▶ **Directive**
Rewrite everything from the line containing "attention-box: ATTENTION 1." down to the line containing "col-cable: Cable (677, 810, 740, 858)", both included, as a JSON list of strings with one string per line and blank lines omitted.

***

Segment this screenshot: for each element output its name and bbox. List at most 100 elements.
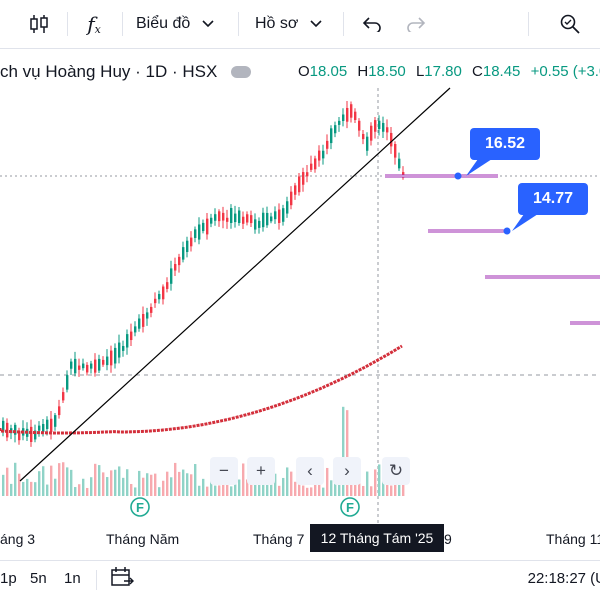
low-value: 17.80 — [424, 63, 462, 80]
x-axis-label: Tháng 7 — [253, 531, 305, 547]
redo-icon[interactable] — [402, 8, 430, 40]
volume-bar — [198, 485, 201, 496]
candle-body — [50, 418, 53, 432]
candle-body — [30, 426, 33, 442]
volume-bar — [270, 476, 273, 496]
profile-dropdown[interactable]: Hồ sơ — [255, 8, 322, 40]
event-marker — [130, 497, 150, 517]
volume-bar — [90, 477, 93, 496]
price-badge-lower[interactable]: 14.77 — [518, 183, 588, 215]
volume-bar — [42, 466, 45, 496]
volume-bar — [86, 487, 89, 496]
candle-body — [122, 345, 125, 351]
range-1n[interactable]: 1n — [64, 570, 81, 587]
candle-body — [266, 212, 269, 226]
plus-icon[interactable]: + — [247, 457, 275, 485]
x-axis-label: Tháng 11 — [546, 531, 600, 547]
range-1p[interactable]: 1p — [0, 570, 17, 587]
volume-bar — [50, 465, 53, 496]
open-key: O — [298, 63, 310, 80]
candle-body — [202, 222, 205, 232]
volume-bar — [310, 487, 313, 496]
volume-bar — [346, 410, 349, 496]
candles-icon-svg — [30, 15, 48, 33]
volume-bar — [314, 475, 317, 496]
trend-line — [19, 87, 451, 482]
volume-bar — [110, 470, 113, 496]
volume-bar — [242, 463, 245, 496]
candle-body — [134, 326, 137, 333]
bottom-separator — [96, 570, 97, 590]
volume-bar — [274, 473, 277, 496]
volume-bar — [330, 480, 333, 496]
calendar-icon[interactable] — [110, 566, 134, 592]
candle-body — [338, 120, 341, 125]
candle-body — [70, 361, 73, 369]
search-icon[interactable] — [556, 8, 584, 40]
candle-body — [294, 185, 297, 195]
volume-bar — [82, 478, 85, 496]
candle-body — [194, 229, 197, 238]
volume-bar — [294, 481, 297, 496]
candle-body — [246, 214, 249, 223]
volume-bar — [62, 462, 65, 496]
symbol-legend[interactable]: ch vụ Hoàng Huy · 1D · HSX — [0, 60, 252, 84]
chevron-left-icon[interactable]: ‹ — [296, 457, 324, 485]
minus-icon[interactable]: − — [210, 457, 238, 485]
volume-bar — [14, 462, 17, 496]
candle-body — [146, 312, 149, 319]
candle-body — [398, 158, 401, 169]
candle-body — [270, 216, 273, 222]
volume-bar — [2, 474, 5, 496]
volume-bar — [178, 471, 181, 496]
candle-body — [290, 191, 293, 206]
visibility-toggle-icon[interactable] — [231, 66, 252, 78]
volume-bar — [94, 463, 97, 496]
volume-bar — [214, 485, 217, 496]
low-key: L — [415, 63, 425, 80]
candle-body — [42, 423, 45, 432]
volume-bar — [402, 482, 405, 496]
candle-body — [218, 211, 221, 222]
volume-bar — [166, 471, 169, 496]
candle-body — [90, 363, 93, 369]
undo-icon[interactable] — [358, 8, 386, 40]
event-marker-label: F — [346, 500, 354, 515]
volume-bar — [362, 485, 365, 496]
candle-body — [250, 215, 253, 224]
candle-body — [378, 120, 381, 129]
volume-bar — [26, 478, 29, 496]
chevron-down-icon — [202, 15, 214, 33]
volume-bar — [78, 484, 81, 496]
candle-body — [306, 172, 309, 177]
range-5n[interactable]: 5n — [30, 570, 47, 587]
moving-average-line — [0, 344, 403, 435]
chevron-right-icon[interactable]: › — [333, 457, 361, 485]
chart-type-dropdown[interactable]: Biểu đồ — [136, 8, 214, 40]
volume-bar — [130, 483, 133, 496]
volume-bar — [326, 467, 329, 496]
chart-type-label: Biểu đồ — [136, 15, 191, 32]
candle-body — [86, 364, 89, 373]
candle-body — [350, 104, 353, 118]
candle-body — [234, 213, 237, 223]
toolbar-separator — [528, 12, 529, 36]
candle-body — [154, 298, 157, 304]
symbol-title: ch vụ Hoàng Huy · 1D · HSX — [0, 62, 218, 81]
candles-icon[interactable] — [25, 8, 53, 40]
candle-body — [230, 208, 233, 223]
chevron-down-icon — [310, 15, 322, 33]
candle-body — [242, 216, 245, 224]
volume-bar — [194, 464, 197, 496]
moving-average-path — [0, 344, 403, 435]
reset-icon[interactable]: ↻ — [382, 457, 410, 485]
clock-time: 22:18:27 (U — [527, 570, 600, 587]
price-badge-upper[interactable]: 16.52 — [470, 128, 540, 160]
candle-body — [346, 107, 349, 122]
x-axis-label: 9 — [444, 531, 452, 547]
volume-bar — [322, 487, 325, 496]
volume-bar — [70, 469, 73, 496]
candle-body — [390, 132, 393, 147]
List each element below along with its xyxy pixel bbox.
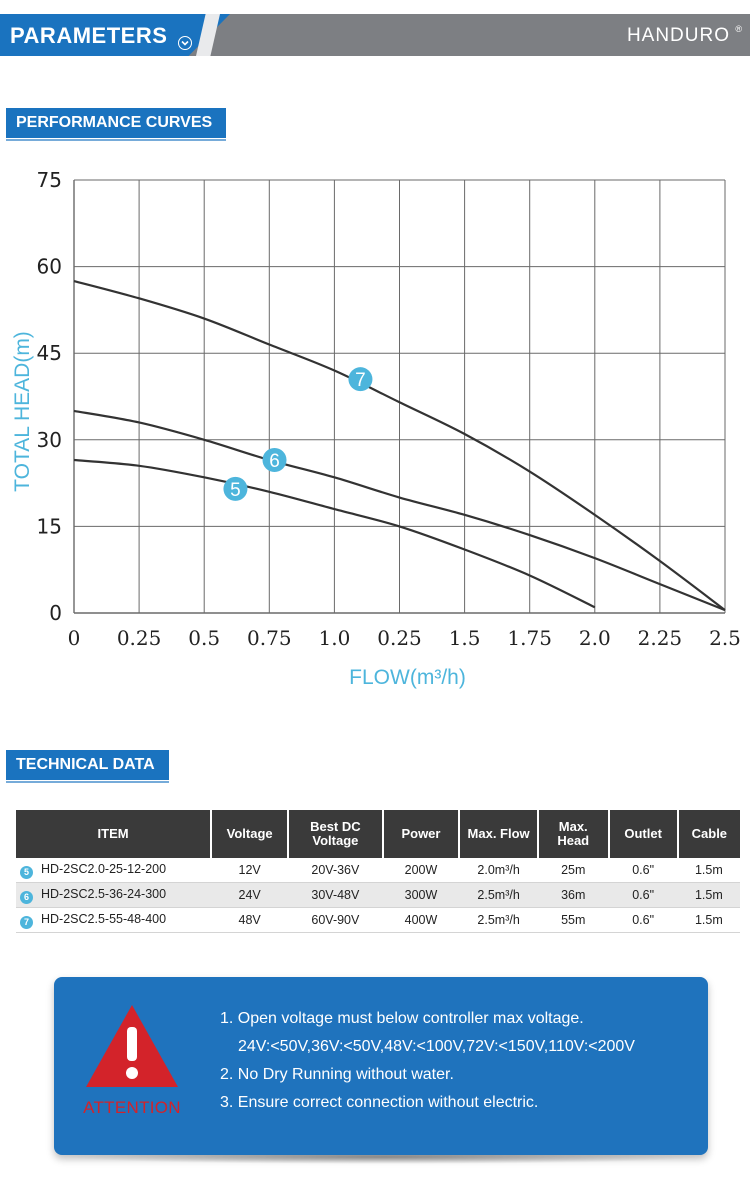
attention-box: ATTENTION 1. Open voltage must below con… (54, 977, 708, 1155)
technical-data-table: ITEM Voltage Best DC Voltage Power Max. … (16, 810, 740, 933)
page-title: PARAMETERS (10, 23, 168, 48)
performance-chart: 0 0.25 0.5 0.75 1.0 0.25 1.5 1.75 2.0 2.25 2.5 0 15 3… (11, 168, 741, 689)
cell-cable: 1.5m (677, 858, 740, 883)
series-marker-7 (348, 367, 373, 392)
cell-best-dc: 30V-48V (288, 882, 383, 908)
y-tick-label: 15 (37, 514, 62, 538)
cell-outlet: 0.6" (608, 858, 678, 883)
cell-item: 7 HD-2SC2.5-55-48-400 (16, 907, 212, 933)
series-line-6 (73, 409, 726, 612)
col-cable: Cable (677, 810, 740, 858)
section-technical-data: TECHNICAL DATA (6, 750, 169, 783)
series-marker: 5 (20, 865, 33, 879)
series-line-7 (73, 279, 726, 611)
cell-best-dc: 20V-36V (288, 858, 383, 883)
series-marker-5 (223, 476, 248, 501)
series-line-5 (73, 458, 596, 609)
cell-voltage: 48V (211, 907, 289, 933)
col-best-dc-voltage: Best DC Voltage (288, 810, 384, 858)
cell-outlet: 0.6" (608, 882, 678, 908)
series-label-6: 6 (269, 451, 280, 472)
chevron-down-icon (178, 36, 192, 50)
item-model: HD-2SC2.0-25-12-200 (41, 861, 167, 876)
cell-power: 400W (382, 907, 460, 933)
cell-item: 5 HD-2SC2.0-25-12-200 (16, 858, 212, 883)
item-model: HD-2SC2.5-55-48-400 (41, 911, 167, 926)
banner-accent (0, 14, 230, 56)
series-label-5: 5 (230, 480, 241, 501)
x-tick-label: 0.25 (377, 626, 422, 650)
attention-line-3: 2. No Dry Running without water. (220, 1066, 454, 1083)
col-item: ITEM (16, 810, 213, 858)
cell-head: 55m (537, 907, 609, 933)
col-max-head: Max. Head (537, 810, 610, 858)
cell-power: 200W (382, 858, 460, 883)
table-row: 5 HD-2SC2.0-25-12-200 12V 20V-36V 200W 2.… (16, 858, 740, 883)
attention-line-2: 24V:<50V,36V:<50V,48V:<100V,72V:<150V,11… (238, 1038, 635, 1055)
x-tick-label: 0.25 (117, 626, 162, 650)
x-tick-label: 1.0 (318, 626, 350, 650)
series-marker-6 (262, 448, 287, 473)
x-tick-label: 2.25 (638, 626, 683, 650)
cell-head: 25m (537, 858, 609, 883)
series-marker: 6 (20, 890, 33, 904)
x-tick-label: 1.5 (449, 626, 481, 650)
attention-line-1: 1. Open voltage must below controller ma… (220, 1010, 584, 1027)
y-tick-label: 60 (37, 255, 62, 279)
x-tick-label: 0.75 (247, 626, 292, 650)
table-header-row: ITEM Voltage Best DC Voltage Power Max. … (16, 810, 740, 858)
y-tick-label: 75 (37, 168, 62, 192)
header-banner: PARAMETERS HANDURO ® (0, 14, 750, 56)
warning-icon (86, 1005, 178, 1087)
x-axis-label: FLOW(m³/h) (349, 666, 466, 689)
y-axis-label: TOTAL HEAD(m) (11, 331, 34, 492)
y-tick-label: 45 (37, 341, 62, 365)
table-row: 6 HD-2SC2.5-36-24-300 24V 30V-48V 300W 2.… (16, 882, 740, 908)
cell-voltage: 12V (211, 858, 289, 883)
attention-label: ATTENTION (83, 1098, 181, 1117)
col-outlet: Outlet (608, 810, 679, 858)
cell-flow: 2.5m³/h (459, 907, 538, 933)
cell-best-dc: 60V-90V (288, 907, 383, 933)
cell-head: 36m (537, 882, 609, 908)
x-tick-label: 1.75 (507, 626, 552, 650)
item-model: HD-2SC2.5-36-24-300 (41, 886, 167, 901)
col-max-flow: Max. Flow (459, 810, 539, 858)
cell-flow: 2.5m³/h (459, 882, 538, 908)
x-tick-label: 2.0 (579, 626, 611, 650)
cell-outlet: 0.6" (608, 907, 678, 933)
cell-power: 300W (382, 882, 460, 908)
section-performance-curves: PERFORMANCE CURVES (6, 108, 227, 141)
cell-voltage: 24V (211, 882, 289, 908)
col-power: Power (382, 810, 461, 858)
attention-line-4: 3. Ensure correct connection without ele… (220, 1094, 539, 1111)
cell-cable: 1.5m (677, 882, 740, 908)
cell-item: 6 HD-2SC2.5-36-24-300 (16, 882, 212, 908)
cell-flow: 2.0m³/h (459, 858, 538, 883)
series-label-7: 7 (355, 370, 366, 391)
col-voltage: Voltage (211, 810, 290, 858)
series-marker: 7 (20, 915, 33, 929)
x-tick-label: 0.5 (188, 626, 220, 650)
table-row: 7 HD-2SC2.5-55-48-400 48V 60V-90V 400W 2.… (16, 907, 740, 933)
y-tick-label: 0 (49, 601, 62, 625)
x-tick-label: 2.5 (709, 626, 741, 650)
x-tick-label: 0 (68, 626, 81, 650)
cell-cable: 1.5m (677, 907, 740, 933)
brand-logo: HANDURO (626, 25, 730, 46)
registered-mark: ® (735, 24, 742, 34)
y-tick-label: 30 (37, 428, 62, 452)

***

▶ **Exercise solution**
[
  "attention-box: ATTENTION 1. Open voltage must below con… (54, 977, 708, 1155)",
  "technical-data-table: ITEM Voltage Best DC Voltage Power Max. … (16, 810, 740, 933)",
  "page-title: PARAMETERS (10, 23, 168, 48)",
  "performance-chart: 0 0.25 0.5 0.75 1.0 0.25 1.5 1.75 2.0 2.25 2.5 0 15 3… (11, 168, 741, 689)",
  "cell-cable: 1.5m (677, 858, 740, 883)",
  "series-marker-7 (348, 367, 373, 392)",
  "cell-best-dc: 30V-48V (288, 882, 383, 908)",
  "y-tick-label: 15 (37, 514, 62, 538)",
  "cell-outlet: 0.6\" (608, 858, 678, 883)",
  "cell-item: 7 HD-2SC2.5-55-48-400 (16, 907, 212, 933)",
  "series-line-6 (73, 409, 726, 612)",
  "col-cable: Cable (677, 810, 740, 858)"
]